START RECORD EXTRACTS

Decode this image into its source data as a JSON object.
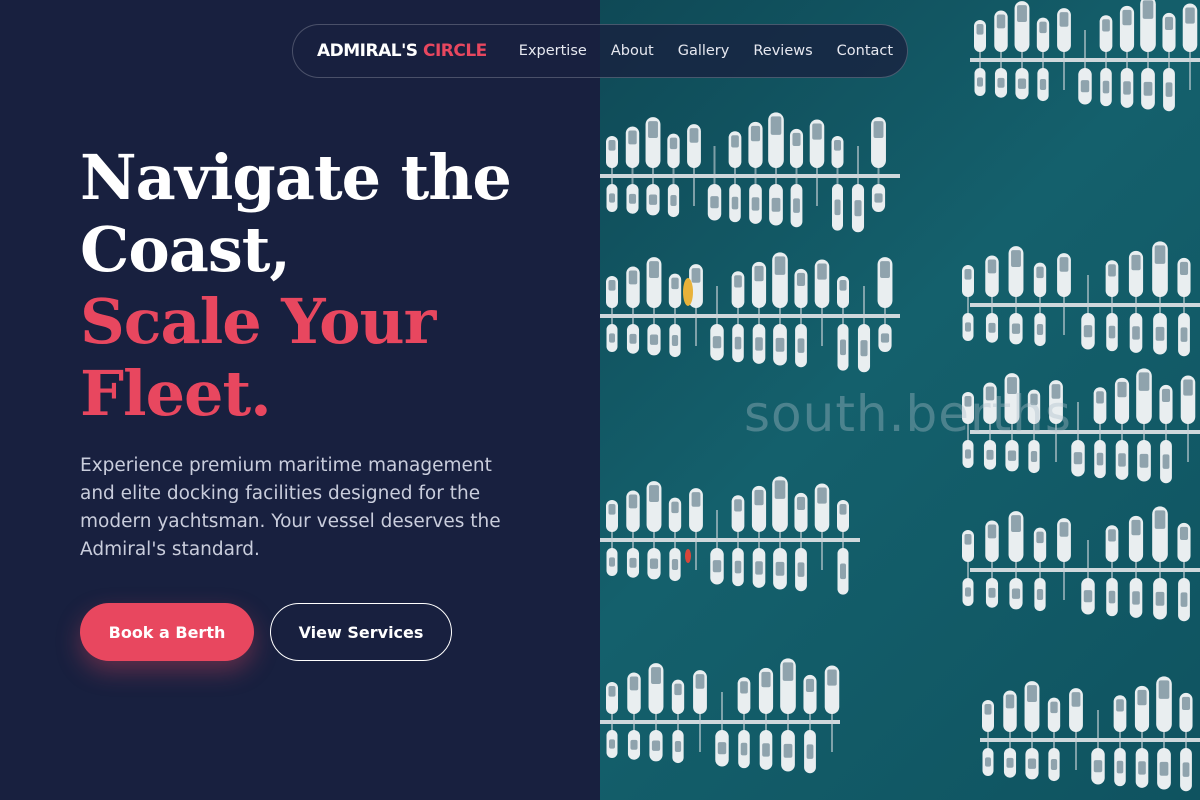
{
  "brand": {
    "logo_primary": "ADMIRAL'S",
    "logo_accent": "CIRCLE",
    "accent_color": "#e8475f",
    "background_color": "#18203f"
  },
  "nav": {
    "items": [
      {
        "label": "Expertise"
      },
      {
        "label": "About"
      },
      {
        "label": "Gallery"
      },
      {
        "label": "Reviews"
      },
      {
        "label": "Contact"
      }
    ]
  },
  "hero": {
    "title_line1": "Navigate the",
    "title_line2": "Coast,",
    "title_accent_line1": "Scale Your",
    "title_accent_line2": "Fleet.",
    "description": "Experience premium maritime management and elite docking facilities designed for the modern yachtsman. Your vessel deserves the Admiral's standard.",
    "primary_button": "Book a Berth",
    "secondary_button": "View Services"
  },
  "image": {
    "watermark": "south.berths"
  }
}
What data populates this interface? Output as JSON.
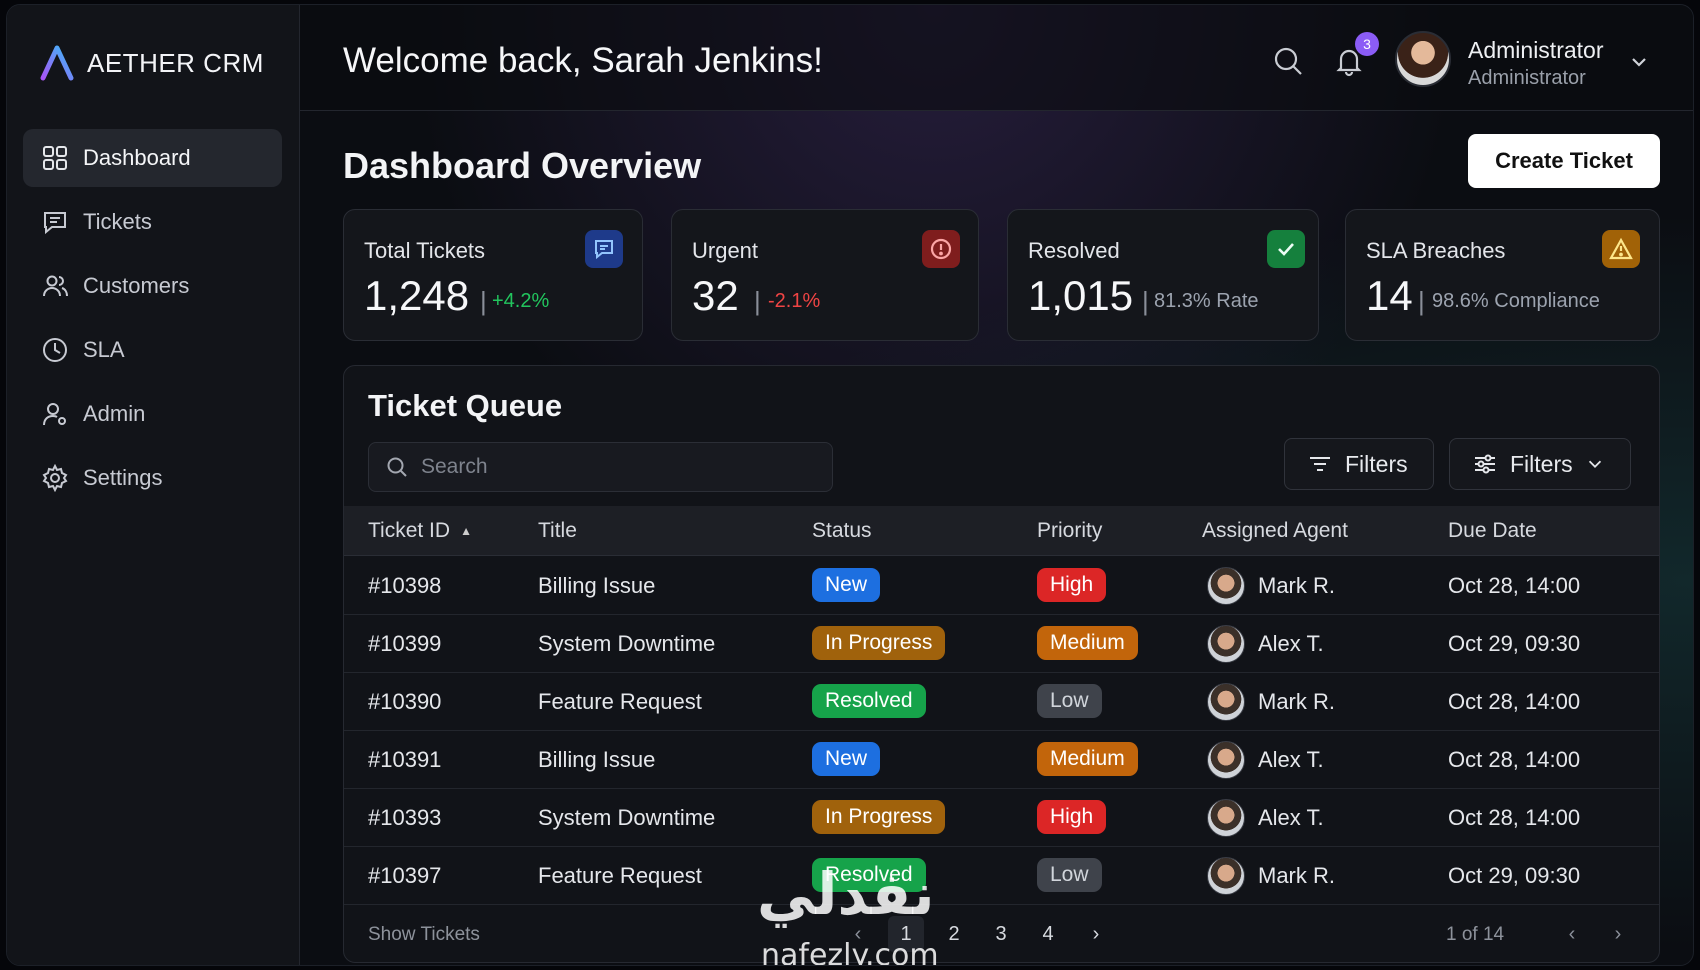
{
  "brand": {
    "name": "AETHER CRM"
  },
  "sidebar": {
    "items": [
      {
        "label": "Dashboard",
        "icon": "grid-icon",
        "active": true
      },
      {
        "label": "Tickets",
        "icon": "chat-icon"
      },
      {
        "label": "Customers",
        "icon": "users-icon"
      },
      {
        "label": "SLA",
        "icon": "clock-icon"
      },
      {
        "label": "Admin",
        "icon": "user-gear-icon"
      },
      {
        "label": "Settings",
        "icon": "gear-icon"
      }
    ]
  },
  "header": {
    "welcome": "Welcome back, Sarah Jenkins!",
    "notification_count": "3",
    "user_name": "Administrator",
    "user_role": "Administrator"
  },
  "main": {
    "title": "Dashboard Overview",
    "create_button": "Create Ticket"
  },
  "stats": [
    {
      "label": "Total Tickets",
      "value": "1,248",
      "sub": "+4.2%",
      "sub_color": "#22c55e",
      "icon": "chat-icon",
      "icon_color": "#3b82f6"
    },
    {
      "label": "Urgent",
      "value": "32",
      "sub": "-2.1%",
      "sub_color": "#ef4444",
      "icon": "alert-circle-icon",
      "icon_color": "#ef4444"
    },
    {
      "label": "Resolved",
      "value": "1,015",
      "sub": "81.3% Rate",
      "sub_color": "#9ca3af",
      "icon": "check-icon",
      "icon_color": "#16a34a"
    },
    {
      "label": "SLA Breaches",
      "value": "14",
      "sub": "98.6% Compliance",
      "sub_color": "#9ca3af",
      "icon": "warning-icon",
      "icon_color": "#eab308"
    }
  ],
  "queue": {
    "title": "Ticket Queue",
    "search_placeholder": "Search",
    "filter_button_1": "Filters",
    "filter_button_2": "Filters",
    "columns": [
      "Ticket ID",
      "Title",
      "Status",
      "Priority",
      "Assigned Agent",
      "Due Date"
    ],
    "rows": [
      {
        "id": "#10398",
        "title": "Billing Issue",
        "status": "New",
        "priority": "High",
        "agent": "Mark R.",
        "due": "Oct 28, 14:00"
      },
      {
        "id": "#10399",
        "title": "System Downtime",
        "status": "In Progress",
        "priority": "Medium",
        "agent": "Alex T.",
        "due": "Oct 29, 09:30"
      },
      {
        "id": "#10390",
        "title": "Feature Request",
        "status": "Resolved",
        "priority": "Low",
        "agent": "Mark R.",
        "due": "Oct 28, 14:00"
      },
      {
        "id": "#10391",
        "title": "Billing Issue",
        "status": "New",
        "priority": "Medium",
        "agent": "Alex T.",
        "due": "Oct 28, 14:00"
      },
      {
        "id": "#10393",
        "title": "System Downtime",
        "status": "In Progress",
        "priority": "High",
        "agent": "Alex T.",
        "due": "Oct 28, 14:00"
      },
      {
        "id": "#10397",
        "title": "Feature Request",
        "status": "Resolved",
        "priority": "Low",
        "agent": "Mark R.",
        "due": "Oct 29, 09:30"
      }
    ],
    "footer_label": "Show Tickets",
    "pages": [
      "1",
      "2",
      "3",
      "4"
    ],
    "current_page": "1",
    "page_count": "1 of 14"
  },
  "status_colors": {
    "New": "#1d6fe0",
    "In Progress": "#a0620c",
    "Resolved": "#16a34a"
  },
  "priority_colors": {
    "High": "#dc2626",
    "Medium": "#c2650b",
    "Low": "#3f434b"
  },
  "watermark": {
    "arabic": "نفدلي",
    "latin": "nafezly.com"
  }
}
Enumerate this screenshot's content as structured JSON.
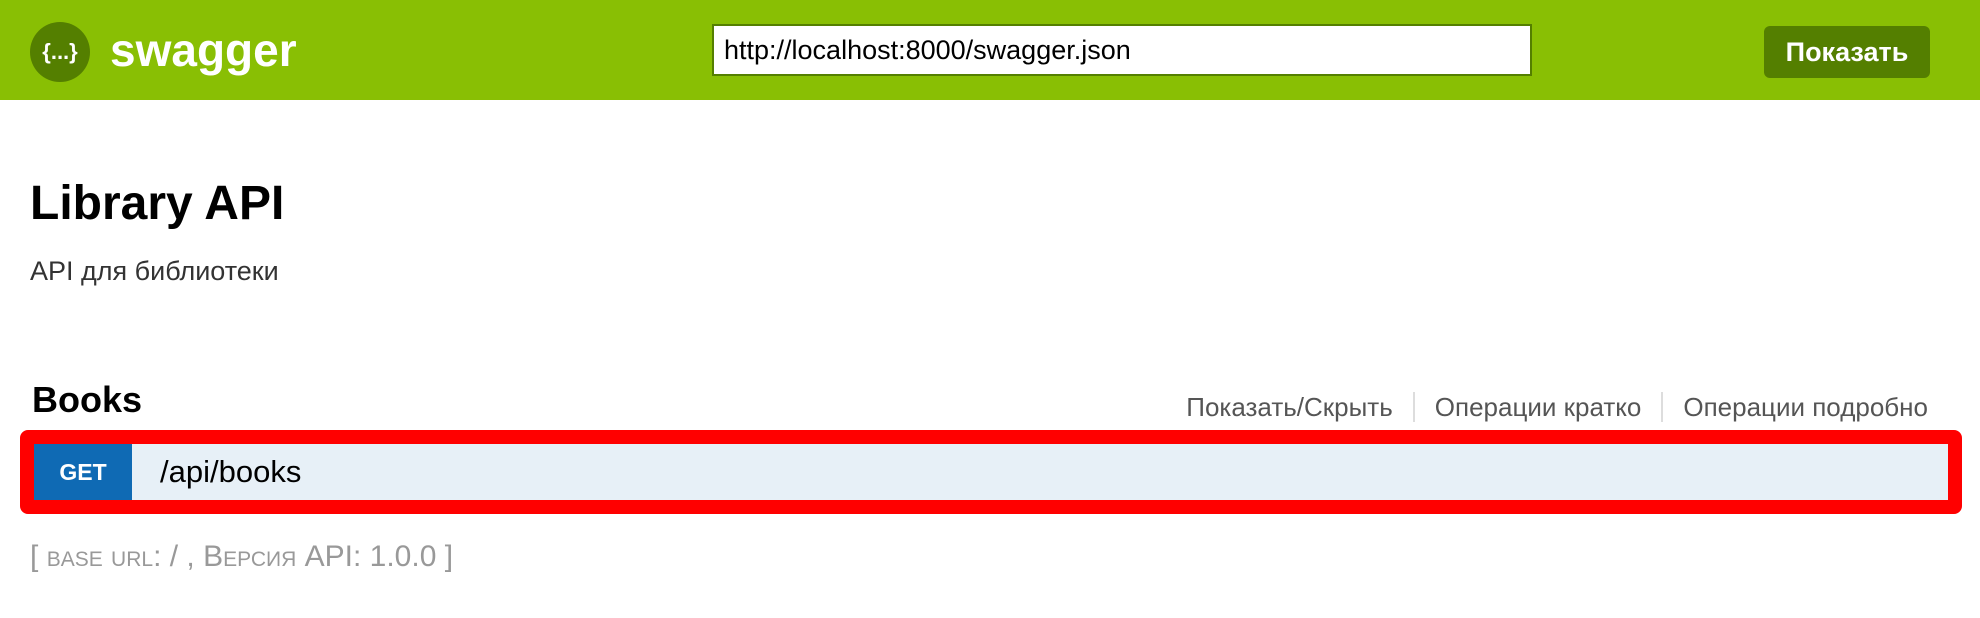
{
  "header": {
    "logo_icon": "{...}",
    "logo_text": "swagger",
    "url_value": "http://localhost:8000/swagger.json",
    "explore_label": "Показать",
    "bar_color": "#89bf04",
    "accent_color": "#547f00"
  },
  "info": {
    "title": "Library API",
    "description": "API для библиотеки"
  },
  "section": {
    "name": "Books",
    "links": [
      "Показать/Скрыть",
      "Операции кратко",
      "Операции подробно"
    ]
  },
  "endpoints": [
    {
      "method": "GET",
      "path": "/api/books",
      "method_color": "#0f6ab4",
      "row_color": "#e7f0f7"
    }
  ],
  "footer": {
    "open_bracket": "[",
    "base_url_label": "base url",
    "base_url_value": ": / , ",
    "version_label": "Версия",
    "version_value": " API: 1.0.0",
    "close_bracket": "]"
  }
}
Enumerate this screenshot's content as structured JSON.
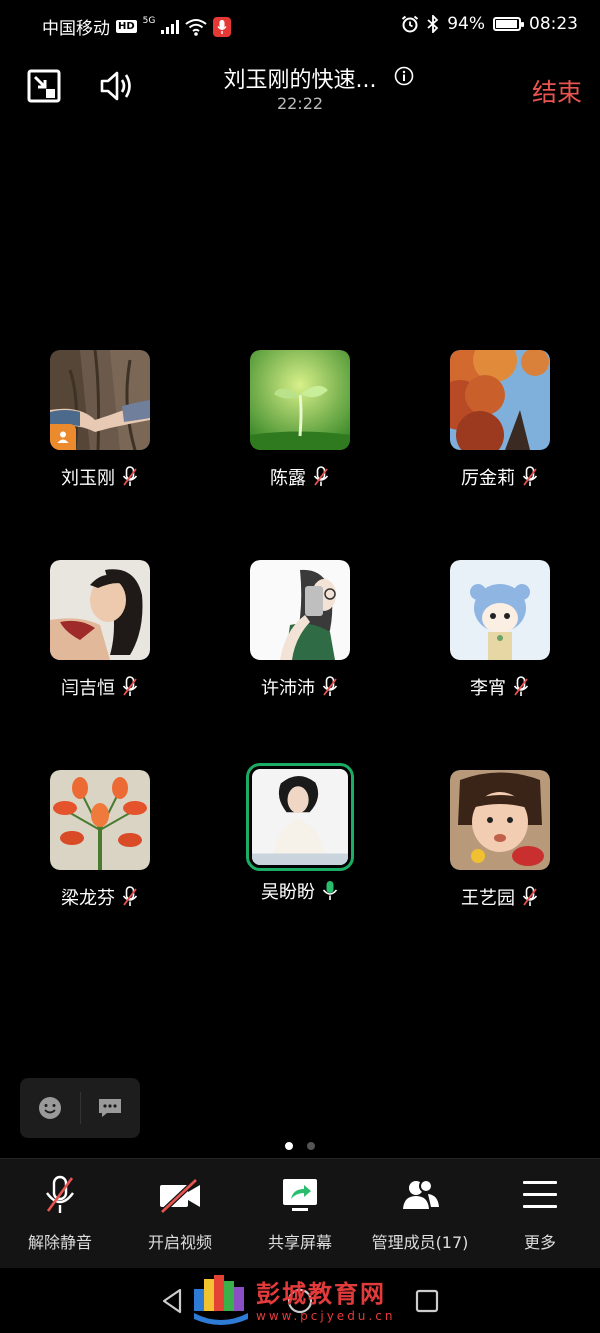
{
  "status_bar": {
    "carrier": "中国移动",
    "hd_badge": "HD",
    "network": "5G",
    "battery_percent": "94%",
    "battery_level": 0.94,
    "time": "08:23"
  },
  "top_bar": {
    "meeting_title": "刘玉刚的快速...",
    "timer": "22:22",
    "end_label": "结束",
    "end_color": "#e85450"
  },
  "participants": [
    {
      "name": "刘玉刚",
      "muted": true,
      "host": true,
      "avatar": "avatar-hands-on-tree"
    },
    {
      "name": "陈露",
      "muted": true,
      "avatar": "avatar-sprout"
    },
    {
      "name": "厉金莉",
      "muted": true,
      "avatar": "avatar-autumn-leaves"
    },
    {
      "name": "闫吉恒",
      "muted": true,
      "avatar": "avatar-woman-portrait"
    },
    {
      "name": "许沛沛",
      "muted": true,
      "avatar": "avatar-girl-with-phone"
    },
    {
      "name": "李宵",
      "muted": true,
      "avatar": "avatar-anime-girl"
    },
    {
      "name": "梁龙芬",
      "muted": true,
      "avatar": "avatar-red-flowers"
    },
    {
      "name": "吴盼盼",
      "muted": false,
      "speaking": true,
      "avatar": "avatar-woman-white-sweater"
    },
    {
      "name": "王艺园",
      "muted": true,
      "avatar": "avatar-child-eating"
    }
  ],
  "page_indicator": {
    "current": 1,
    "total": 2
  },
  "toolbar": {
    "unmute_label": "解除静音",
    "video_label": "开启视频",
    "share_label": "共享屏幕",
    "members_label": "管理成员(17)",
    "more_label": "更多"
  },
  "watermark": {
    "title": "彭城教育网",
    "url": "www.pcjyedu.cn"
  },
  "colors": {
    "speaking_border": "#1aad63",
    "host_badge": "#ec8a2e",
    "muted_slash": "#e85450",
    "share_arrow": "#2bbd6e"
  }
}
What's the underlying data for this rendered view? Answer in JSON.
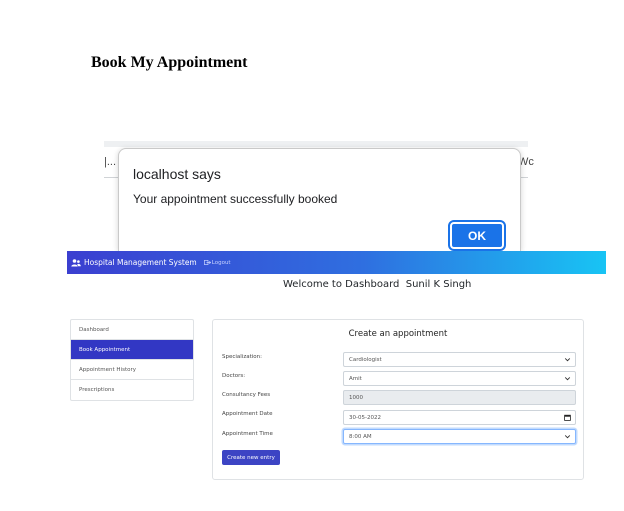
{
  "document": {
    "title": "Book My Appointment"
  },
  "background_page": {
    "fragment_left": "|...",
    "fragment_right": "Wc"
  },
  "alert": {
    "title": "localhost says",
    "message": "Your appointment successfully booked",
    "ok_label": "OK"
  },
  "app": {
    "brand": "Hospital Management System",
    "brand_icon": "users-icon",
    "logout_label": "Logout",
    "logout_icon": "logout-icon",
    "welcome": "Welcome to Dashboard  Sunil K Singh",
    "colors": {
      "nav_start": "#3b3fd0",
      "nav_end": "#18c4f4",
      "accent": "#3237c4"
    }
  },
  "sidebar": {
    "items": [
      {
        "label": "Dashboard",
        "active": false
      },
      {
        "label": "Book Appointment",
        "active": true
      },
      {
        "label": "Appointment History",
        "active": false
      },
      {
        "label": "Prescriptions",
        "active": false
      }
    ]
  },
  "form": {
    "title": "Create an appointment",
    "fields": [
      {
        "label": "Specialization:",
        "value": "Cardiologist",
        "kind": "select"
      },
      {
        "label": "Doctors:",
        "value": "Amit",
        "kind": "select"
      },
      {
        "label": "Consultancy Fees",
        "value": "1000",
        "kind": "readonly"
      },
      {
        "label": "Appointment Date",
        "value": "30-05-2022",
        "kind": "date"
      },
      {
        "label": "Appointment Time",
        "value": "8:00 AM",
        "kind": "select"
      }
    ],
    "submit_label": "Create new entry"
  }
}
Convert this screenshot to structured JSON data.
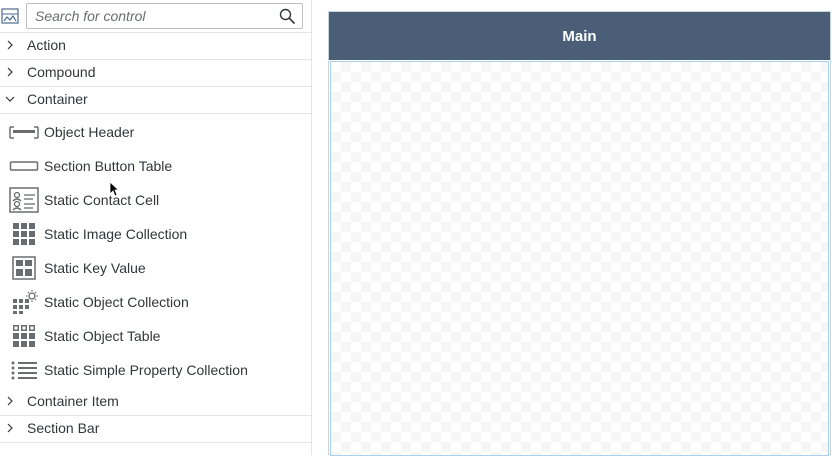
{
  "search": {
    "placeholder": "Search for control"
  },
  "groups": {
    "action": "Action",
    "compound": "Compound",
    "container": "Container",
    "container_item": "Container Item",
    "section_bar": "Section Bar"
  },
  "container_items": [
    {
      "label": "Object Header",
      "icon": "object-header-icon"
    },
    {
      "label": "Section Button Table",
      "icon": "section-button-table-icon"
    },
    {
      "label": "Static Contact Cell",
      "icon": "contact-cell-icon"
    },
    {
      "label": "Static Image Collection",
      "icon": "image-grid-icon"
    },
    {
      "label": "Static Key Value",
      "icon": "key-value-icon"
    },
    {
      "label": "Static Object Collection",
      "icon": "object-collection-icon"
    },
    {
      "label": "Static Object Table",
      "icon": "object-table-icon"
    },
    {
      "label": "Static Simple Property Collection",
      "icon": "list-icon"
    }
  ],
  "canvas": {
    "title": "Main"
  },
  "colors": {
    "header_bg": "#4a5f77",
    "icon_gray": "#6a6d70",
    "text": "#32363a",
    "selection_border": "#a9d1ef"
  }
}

END RECORD EXTRACTS

:: GIVEN REQUEST ::
Copy every single line of the material above that holds "data".

:: RESULT OF THE TASK ::
Decode this image into its source data as a JSON object.
What data populates this interface? Output as JSON.
What's the underlying data for this rendered view? Answer in JSON.
Convert this screenshot to structured JSON data.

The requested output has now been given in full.